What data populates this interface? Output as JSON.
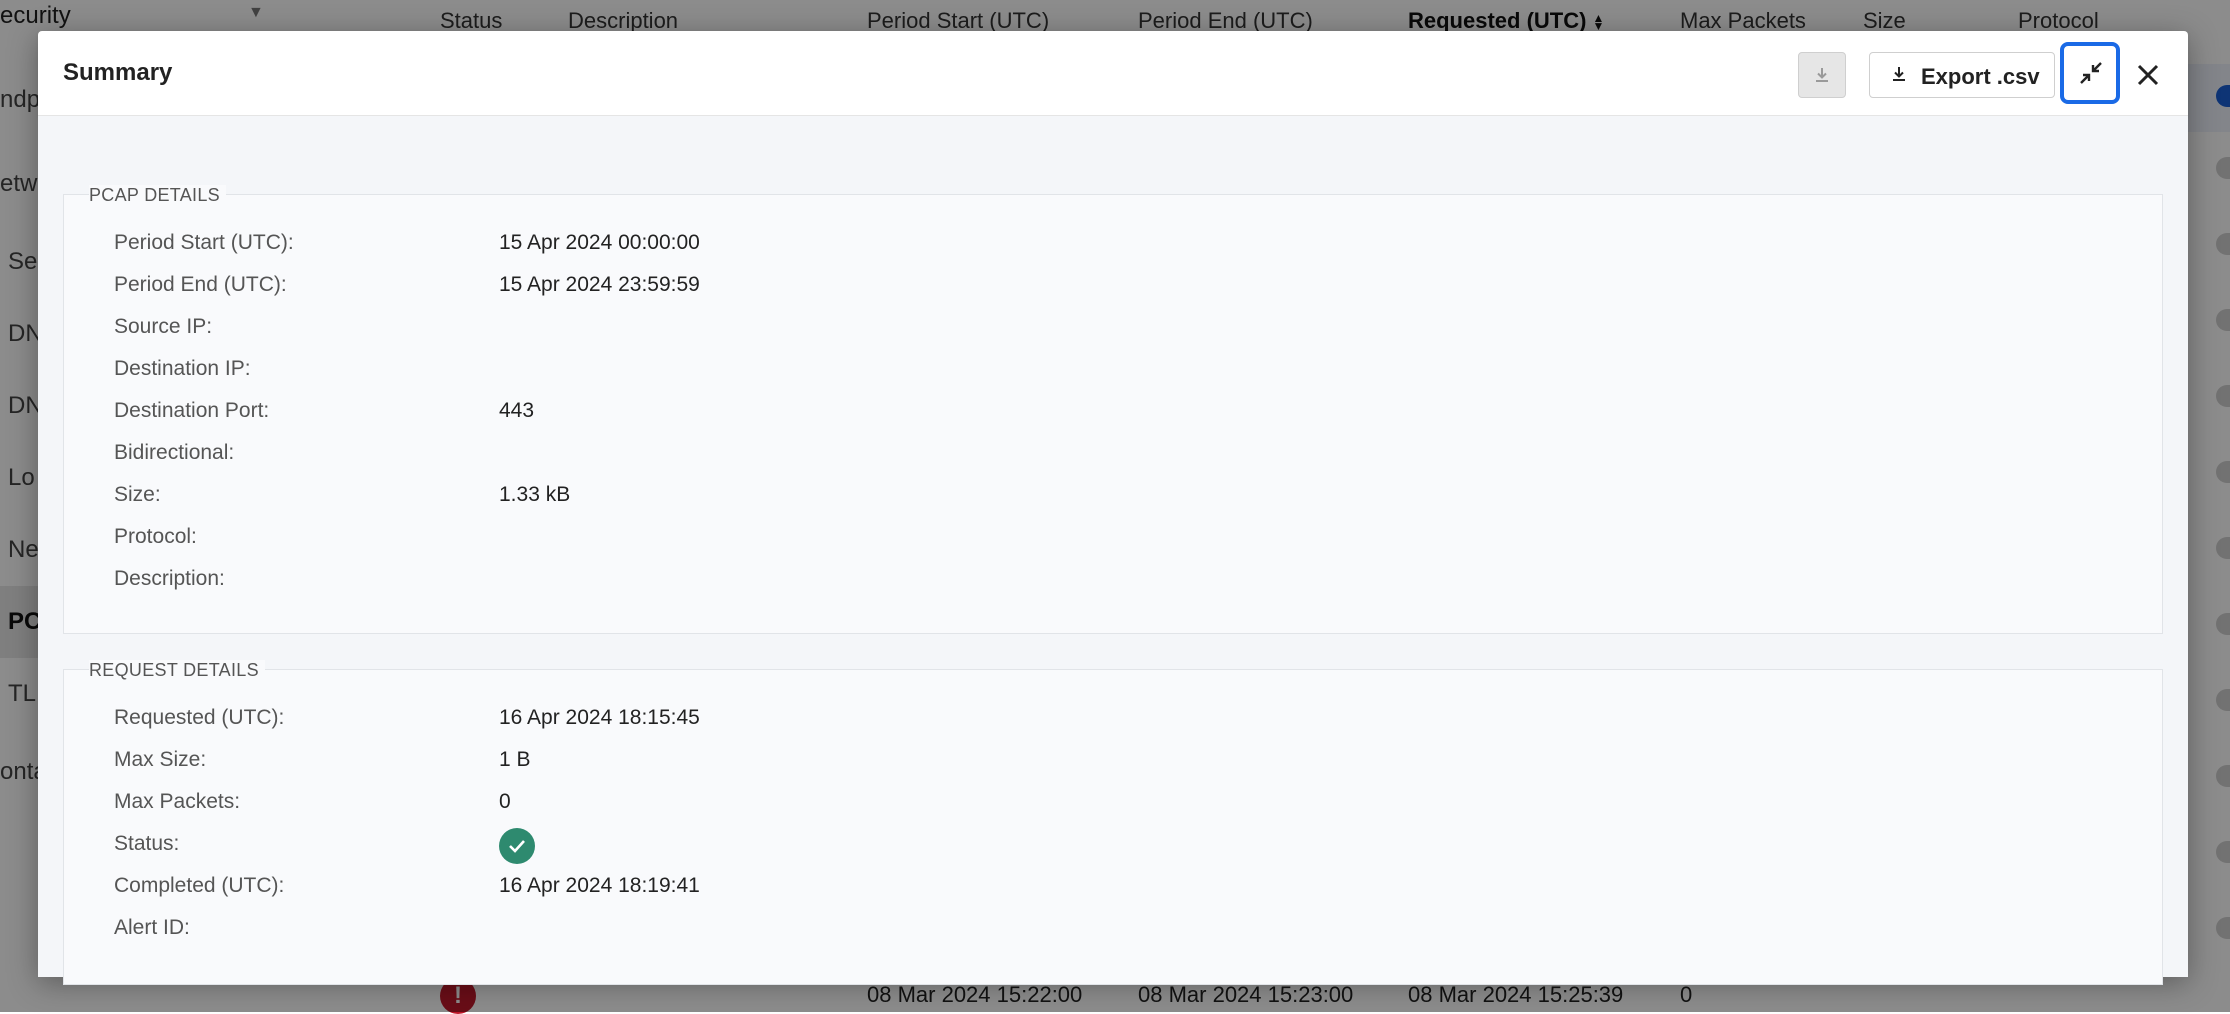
{
  "sidebar": {
    "top_label": "ecurity",
    "items": [
      {
        "label": "ndp"
      },
      {
        "label": "etw"
      },
      {
        "label": "Se"
      },
      {
        "label": "DN"
      },
      {
        "label": "DN"
      },
      {
        "label": "Lo"
      },
      {
        "label": "Ne"
      },
      {
        "label": "PC"
      },
      {
        "label": "TL"
      },
      {
        "label": "onta"
      }
    ]
  },
  "table": {
    "headers": {
      "status": "Status",
      "description": "Description",
      "period_start": "Period Start (UTC)",
      "period_end": "Period End (UTC)",
      "requested": "Requested (UTC)",
      "max_packets": "Max Packets",
      "size": "Size",
      "protocol": "Protocol"
    },
    "visible_row": {
      "period_start": "08 Mar 2024 15:22:00",
      "period_end": "08 Mar 2024 15:23:00",
      "requested": "08 Mar 2024 15:25:39",
      "max_packets": "0",
      "status_icon": "error-icon"
    }
  },
  "modal": {
    "title": "Summary",
    "export_label": "Export .csv",
    "pcap_section": {
      "title": "PCAP DETAILS",
      "fields": [
        {
          "label": "Period Start (UTC):",
          "value": "15 Apr 2024 00:00:00"
        },
        {
          "label": "Period End (UTC):",
          "value": "15 Apr 2024 23:59:59"
        },
        {
          "label": "Source IP:",
          "value": ""
        },
        {
          "label": "Destination IP:",
          "value": ""
        },
        {
          "label": "Destination Port:",
          "value": "443"
        },
        {
          "label": "Bidirectional:",
          "value": ""
        },
        {
          "label": "Size:",
          "value": "1.33 kB"
        },
        {
          "label": "Protocol:",
          "value": ""
        },
        {
          "label": "Description:",
          "value": ""
        }
      ]
    },
    "request_section": {
      "title": "REQUEST DETAILS",
      "fields": [
        {
          "label": "Requested (UTC):",
          "value": "16 Apr 2024 18:15:45"
        },
        {
          "label": "Max Size:",
          "value": "1 B"
        },
        {
          "label": "Max Packets:",
          "value": "0"
        },
        {
          "label": "Status:",
          "value": "",
          "icon": "check-circle-icon"
        },
        {
          "label": "Completed (UTC):",
          "value": "16 Apr 2024 18:19:41"
        },
        {
          "label": "Alert ID:",
          "value": ""
        }
      ]
    }
  },
  "colors": {
    "accent": "#1a6ae6",
    "success": "#2e8a6f",
    "error": "#c0182a"
  }
}
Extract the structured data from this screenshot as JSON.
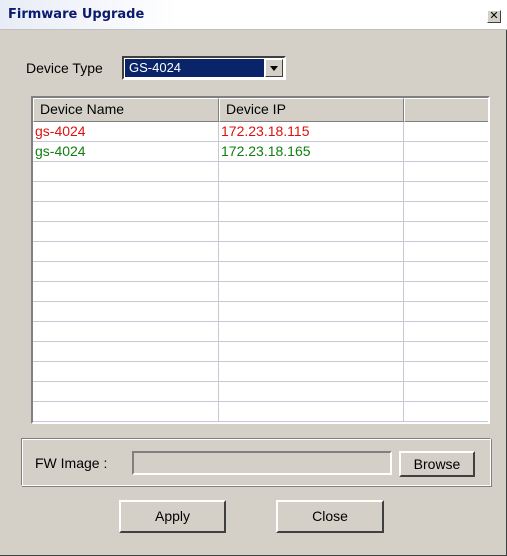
{
  "window": {
    "title": "Firmware Upgrade",
    "close_glyph": "✕"
  },
  "device_type": {
    "label": "Device Type",
    "selected": "GS-4024"
  },
  "table": {
    "columns": [
      "Device Name",
      "Device IP",
      ""
    ],
    "rows": [
      {
        "name": "gs-4024",
        "ip": "172.23.18.115",
        "color": "#e01010"
      },
      {
        "name": "gs-4024",
        "ip": "172.23.18.165",
        "color": "#108010"
      }
    ],
    "empty_row_count": 13
  },
  "fw_image": {
    "label": "FW Image :",
    "value": "",
    "browse_label": "Browse"
  },
  "actions": {
    "apply_label": "Apply",
    "close_label": "Close"
  }
}
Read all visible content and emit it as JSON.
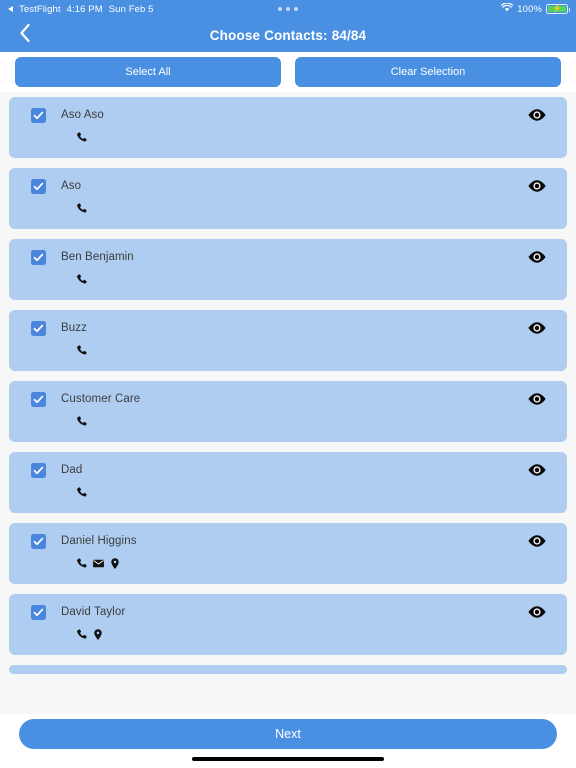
{
  "statusbar": {
    "back_app": "TestFlight",
    "time": "4:16 PM",
    "date": "Sun Feb 5",
    "battery_percent": "100%",
    "wifi_icon": "wifi-icon",
    "battery_icon": "battery-charging-icon",
    "dots_indicator": "three-dots-icon",
    "bar_color": "#4a90e2",
    "battery_fill_color": "#4cd55f"
  },
  "header": {
    "back_icon": "chevron-left-icon",
    "title": "Choose Contacts:",
    "count": "84/84",
    "background": "#4a90e2",
    "text_color": "#ffffff"
  },
  "actions": {
    "select_all_label": "Select All",
    "clear_selection_label": "Clear Selection",
    "button_color": "#4a90e2"
  },
  "list": {
    "row_background": "#aecdf0",
    "list_background": "#f7f7f7",
    "checkbox_color": "#4a86dd",
    "partial_top_row": {
      "icons": [
        "phone-icon"
      ]
    },
    "partial_bottom_row": {},
    "rows": [
      {
        "name": "Aso Aso",
        "checked": true,
        "icons": [
          "phone-icon"
        ],
        "eye": "eye-icon"
      },
      {
        "name": "Aso",
        "checked": true,
        "icons": [
          "phone-icon"
        ],
        "eye": "eye-icon"
      },
      {
        "name": "Ben Benjamin",
        "checked": true,
        "icons": [
          "phone-icon"
        ],
        "eye": "eye-icon"
      },
      {
        "name": "Buzz",
        "checked": true,
        "icons": [
          "phone-icon"
        ],
        "eye": "eye-icon"
      },
      {
        "name": "Customer Care",
        "checked": true,
        "icons": [
          "phone-icon"
        ],
        "eye": "eye-icon"
      },
      {
        "name": "Dad",
        "checked": true,
        "icons": [
          "phone-icon"
        ],
        "eye": "eye-icon"
      },
      {
        "name": "Daniel Higgins",
        "checked": true,
        "icons": [
          "phone-icon",
          "mail-icon",
          "location-icon"
        ],
        "eye": "eye-icon"
      },
      {
        "name": "David Taylor",
        "checked": true,
        "icons": [
          "phone-icon",
          "location-icon"
        ],
        "eye": "eye-icon"
      }
    ]
  },
  "footer": {
    "next_label": "Next",
    "button_color": "#4a90e2",
    "home_indicator": "home-indicator"
  }
}
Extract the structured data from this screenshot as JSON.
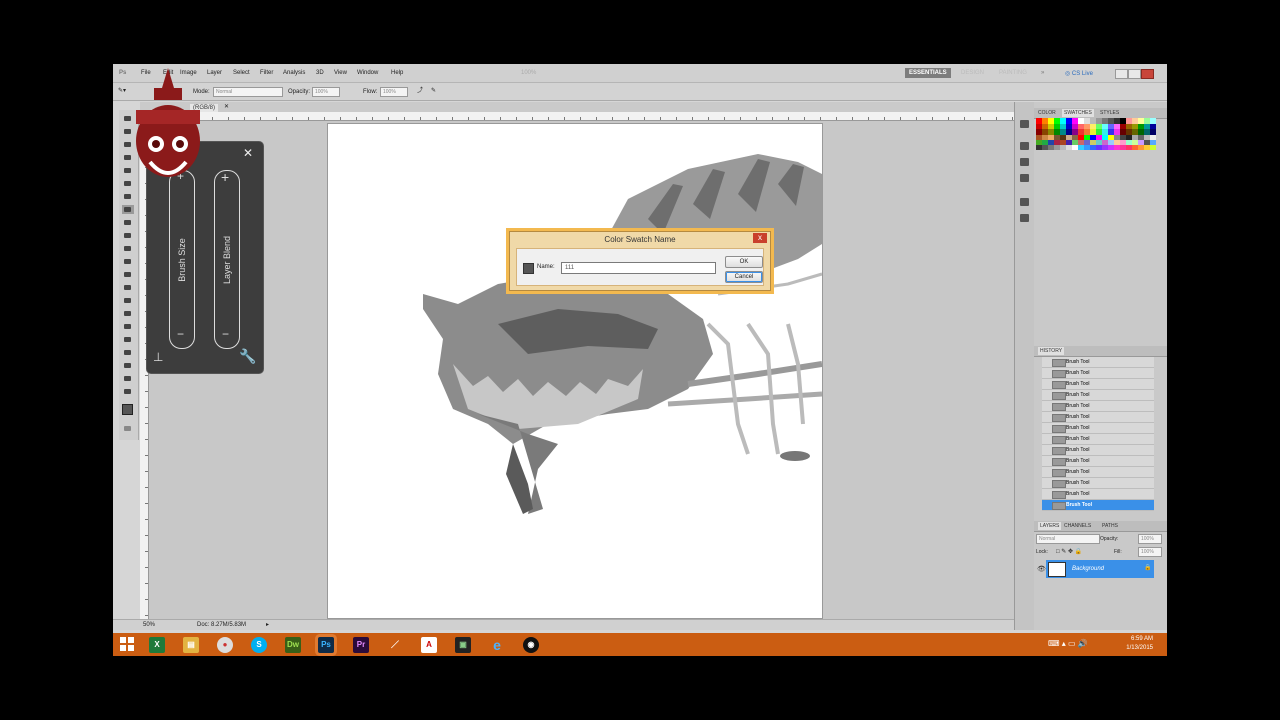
{
  "menubar": {
    "logo": "Ps",
    "items": [
      "File",
      "Edit",
      "Image",
      "Layer",
      "Select",
      "Filter",
      "Analysis",
      "3D",
      "View",
      "Window",
      "Help"
    ],
    "zoom": "100%",
    "workspaces": [
      "ESSENTIALS",
      "DESIGN",
      "PAINTING"
    ],
    "more": "»",
    "cs_live": "CS Live"
  },
  "options": {
    "mode_label": "Mode:",
    "mode_value": "Normal",
    "opacity_label": "Opacity:",
    "opacity_value": "100%",
    "flow_label": "Flow:",
    "flow_value": "100%"
  },
  "document": {
    "tab_label": "(RGB/8)",
    "zoom": "50%",
    "doc_info": "Doc: 8.27M/5.83M"
  },
  "brush_panel": {
    "brush_size_label": "Brush Size",
    "layer_blend_label": "Layer Blend",
    "plus": "+",
    "minus": "−",
    "close": "✕"
  },
  "dialog": {
    "title": "Color Swatch Name",
    "name_label": "Name:",
    "name_value": "111",
    "ok": "OK",
    "cancel": "Cancel",
    "close": "x"
  },
  "panels": {
    "swatch_tabs": [
      "COLOR",
      "SWATCHES",
      "STYLES"
    ],
    "history_tab": "HISTORY",
    "history_items": [
      "Brush Tool",
      "Brush Tool",
      "Brush Tool",
      "Brush Tool",
      "Brush Tool",
      "Brush Tool",
      "Brush Tool",
      "Brush Tool",
      "Brush Tool",
      "Brush Tool",
      "Brush Tool",
      "Brush Tool",
      "Brush Tool",
      "Brush Tool"
    ],
    "layers_tabs": [
      "LAYERS",
      "CHANNELS",
      "PATHS"
    ],
    "blend_mode": "Normal",
    "opacity_label": "Opacity:",
    "opacity_value": "100%",
    "fill_label": "Fill:",
    "fill_value": "100%",
    "lock_label": "Lock:",
    "layer_name": "Background"
  },
  "taskbar": {
    "time": "6:59 AM",
    "date": "1/13/2015",
    "apps": [
      "Excel",
      "Explorer",
      "Chrome",
      "Skype",
      "Dreamweaver",
      "Photoshop",
      "Premiere",
      "Pen",
      "Acrobat",
      "Media",
      "Internet Explorer",
      "OBS"
    ]
  },
  "colors": {
    "taskbar": "#cb5d12",
    "history_selected": "#3a90e8",
    "dialog_frame": "#f3b94f",
    "layer_selected": "#3a90e8"
  }
}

## Work to complete
Every line of text is to be repeated exactly; pictures are left out.

## Task result
What data populates this interface? Output as JSON.
{
  "sidebar": {
    "top_label": "ecurity",
    "items": [
      {
        "label": "ndp"
      },
      {
        "label": "etw"
      },
      {
        "label": "Se"
      },
      {
        "label": "DN"
      },
      {
        "label": "DN"
      },
      {
        "label": "Lo"
      },
      {
        "label": "Ne"
      },
      {
        "label": "PC"
      },
      {
        "label": "TL"
      },
      {
        "label": "onta"
      }
    ]
  },
  "table": {
    "headers": {
      "status": "Status",
      "description": "Description",
      "period_start": "Period Start (UTC)",
      "period_end": "Period End (UTC)",
      "requested": "Requested (UTC)",
      "max_packets": "Max Packets",
      "size": "Size",
      "protocol": "Protocol"
    },
    "visible_row": {
      "period_start": "08 Mar 2024 15:22:00",
      "period_end": "08 Mar 2024 15:23:00",
      "requested": "08 Mar 2024 15:25:39",
      "max_packets": "0",
      "status_icon": "error-icon"
    }
  },
  "modal": {
    "title": "Summary",
    "export_label": "Export .csv",
    "pcap_section": {
      "title": "PCAP DETAILS",
      "fields": [
        {
          "label": "Period Start (UTC):",
          "value": "15 Apr 2024 00:00:00"
        },
        {
          "label": "Period End (UTC):",
          "value": "15 Apr 2024 23:59:59"
        },
        {
          "label": "Source IP:",
          "value": ""
        },
        {
          "label": "Destination IP:",
          "value": ""
        },
        {
          "label": "Destination Port:",
          "value": "443"
        },
        {
          "label": "Bidirectional:",
          "value": ""
        },
        {
          "label": "Size:",
          "value": "1.33 kB"
        },
        {
          "label": "Protocol:",
          "value": ""
        },
        {
          "label": "Description:",
          "value": ""
        }
      ]
    },
    "request_section": {
      "title": "REQUEST DETAILS",
      "fields": [
        {
          "label": "Requested (UTC):",
          "value": "16 Apr 2024 18:15:45"
        },
        {
          "label": "Max Size:",
          "value": "1 B"
        },
        {
          "label": "Max Packets:",
          "value": "0"
        },
        {
          "label": "Status:",
          "value": "",
          "icon": "check-circle-icon"
        },
        {
          "label": "Completed (UTC):",
          "value": "16 Apr 2024 18:19:41"
        },
        {
          "label": "Alert ID:",
          "value": ""
        }
      ]
    }
  },
  "colors": {
    "accent": "#1a6ae6",
    "success": "#2e8a6f",
    "error": "#c0182a"
  }
}
Extract the structured data from this screenshot as JSON.
{
  "window": {
    "title": "Firmware Upgrade",
    "close_glyph": "✕"
  },
  "device_type": {
    "label": "Device Type",
    "selected": "GS-4024"
  },
  "table": {
    "columns": [
      "Device Name",
      "Device IP",
      ""
    ],
    "rows": [
      {
        "name": "gs-4024",
        "ip": "172.23.18.115",
        "color": "#e01010"
      },
      {
        "name": "gs-4024",
        "ip": "172.23.18.165",
        "color": "#108010"
      }
    ],
    "empty_row_count": 13
  },
  "fw_image": {
    "label": "FW Image :",
    "value": "",
    "browse_label": "Browse"
  },
  "actions": {
    "apply_label": "Apply",
    "close_label": "Close"
  }
}
Read all visible content and emit it as JSON.
{
  "statusbar": {
    "back_app": "TestFlight",
    "time": "4:16 PM",
    "date": "Sun Feb 5",
    "battery_percent": "100%",
    "wifi_icon": "wifi-icon",
    "battery_icon": "battery-charging-icon",
    "dots_indicator": "three-dots-icon",
    "bar_color": "#4a90e2",
    "battery_fill_color": "#4cd55f"
  },
  "header": {
    "back_icon": "chevron-left-icon",
    "title": "Choose Contacts:",
    "count": "84/84",
    "background": "#4a90e2",
    "text_color": "#ffffff"
  },
  "actions": {
    "select_all_label": "Select All",
    "clear_selection_label": "Clear Selection",
    "button_color": "#4a90e2"
  },
  "list": {
    "row_background": "#aecdf0",
    "list_background": "#f7f7f7",
    "checkbox_color": "#4a86dd",
    "partial_top_row": {
      "icons": [
        "phone-icon"
      ]
    },
    "partial_bottom_row": {},
    "rows": [
      {
        "name": "Aso Aso",
        "checked": true,
        "icons": [
          "phone-icon"
        ],
        "eye": "eye-icon"
      },
      {
        "name": "Aso",
        "checked": true,
        "icons": [
          "phone-icon"
        ],
        "eye": "eye-icon"
      },
      {
        "name": "Ben Benjamin",
        "checked": true,
        "icons": [
          "phone-icon"
        ],
        "eye": "eye-icon"
      },
      {
        "name": "Buzz",
        "checked": true,
        "icons": [
          "phone-icon"
        ],
        "eye": "eye-icon"
      },
      {
        "name": "Customer Care",
        "checked": true,
        "icons": [
          "phone-icon"
        ],
        "eye": "eye-icon"
      },
      {
        "name": "Dad",
        "checked": true,
        "icons": [
          "phone-icon"
        ],
        "eye": "eye-icon"
      },
      {
        "name": "Daniel Higgins",
        "checked": true,
        "icons": [
          "phone-icon",
          "mail-icon",
          "location-icon"
        ],
        "eye": "eye-icon"
      },
      {
        "name": "David Taylor",
        "checked": true,
        "icons": [
          "phone-icon",
          "location-icon"
        ],
        "eye": "eye-icon"
      }
    ]
  },
  "footer": {
    "next_label": "Next",
    "button_color": "#4a90e2",
    "home_indicator": "home-indicator"
  }
}
Extract the structured data from this screenshot as JSON.
{
  "menubar": {
    "logo": "Ps",
    "items": [
      "File",
      "Edit",
      "Image",
      "Layer",
      "Select",
      "Filter",
      "Analysis",
      "3D",
      "View",
      "Window",
      "Help"
    ],
    "zoom": "100%",
    "workspaces": [
      "ESSENTIALS",
      "DESIGN",
      "PAINTING"
    ],
    "more": "»",
    "cs_live": "CS Live"
  },
  "options": {
    "mode_label": "Mode:",
    "mode_value": "Normal",
    "opacity_label": "Opacity:",
    "opacity_value": "100%",
    "flow_label": "Flow:",
    "flow_value": "100%"
  },
  "document": {
    "tab_label": "(RGB/8)",
    "zoom": "50%",
    "doc_info": "Doc: 8.27M/5.83M"
  },
  "brush_panel": {
    "brush_size_label": "Brush Size",
    "layer_blend_label": "Layer Blend",
    "plus": "+",
    "minus": "−",
    "close": "✕"
  },
  "dialog": {
    "title": "Color Swatch Name",
    "name_label": "Name:",
    "name_value": "111",
    "ok": "OK",
    "cancel": "Cancel",
    "close": "x"
  },
  "panels": {
    "swatch_tabs": [
      "COLOR",
      "SWATCHES",
      "STYLES"
    ],
    "history_tab": "HISTORY",
    "history_items": [
      "Brush Tool",
      "Brush Tool",
      "Brush Tool",
      "Brush Tool",
      "Brush Tool",
      "Brush Tool",
      "Brush Tool",
      "Brush Tool",
      "Brush Tool",
      "Brush Tool",
      "Brush Tool",
      "Brush Tool",
      "Brush Tool",
      "Brush Tool"
    ],
    "layers_tabs": [
      "LAYERS",
      "CHANNELS",
      "PATHS"
    ],
    "blend_mode": "Normal",
    "opacity_label": "Opacity:",
    "opacity_value": "100%",
    "fill_label": "Fill:",
    "fill_value": "100%",
    "lock_label": "Lock:",
    "layer_name": "Background"
  },
  "taskbar": {
    "time": "6:59 AM",
    "date": "1/13/2015",
    "apps": [
      "Excel",
      "Explorer",
      "Chrome",
      "Skype",
      "Dreamweaver",
      "Photoshop",
      "Premiere",
      "Pen",
      "Acrobat",
      "Media",
      "Internet Explorer",
      "OBS"
    ]
  },
  "colors": {
    "taskbar": "#cb5d12",
    "history_selected": "#3a90e8",
    "dialog_frame": "#f3b94f",
    "layer_selected": "#3a90e8"
  }
}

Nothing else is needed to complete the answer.